PROBLEM
Copy out all the entries exactly.

Figure record extracts:
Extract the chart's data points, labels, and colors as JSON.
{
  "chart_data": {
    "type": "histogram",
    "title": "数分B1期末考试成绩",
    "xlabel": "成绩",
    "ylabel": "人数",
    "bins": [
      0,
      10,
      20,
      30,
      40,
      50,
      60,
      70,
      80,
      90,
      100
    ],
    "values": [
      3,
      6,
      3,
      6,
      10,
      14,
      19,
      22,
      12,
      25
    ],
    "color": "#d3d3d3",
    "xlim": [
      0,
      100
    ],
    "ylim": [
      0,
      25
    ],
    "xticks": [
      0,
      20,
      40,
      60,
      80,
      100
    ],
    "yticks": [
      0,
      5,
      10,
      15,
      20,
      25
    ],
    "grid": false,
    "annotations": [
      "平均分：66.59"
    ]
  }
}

FULL RESPONSE
Extract the chart's data points, labels, and colors as JSON.
{
  "chart_data": {
    "type": "histogram",
    "title": "数分B1期末考试成绩",
    "xlabel": "成绩",
    "ylabel": "人数",
    "bins": [
      0,
      10,
      20,
      30,
      40,
      50,
      60,
      70,
      80,
      90,
      100
    ],
    "values": [
      3,
      6,
      3,
      6,
      10,
      14,
      19,
      22,
      12,
      25
    ],
    "color": "#d3d3d3",
    "xlim": [
      0,
      100
    ],
    "ylim": [
      0,
      25
    ],
    "xticks": [
      0,
      20,
      40,
      60,
      80,
      100
    ],
    "yticks": [
      0,
      5,
      10,
      15,
      20,
      25
    ],
    "grid": false,
    "annotations": [
      "平均分：66.59"
    ]
  }
}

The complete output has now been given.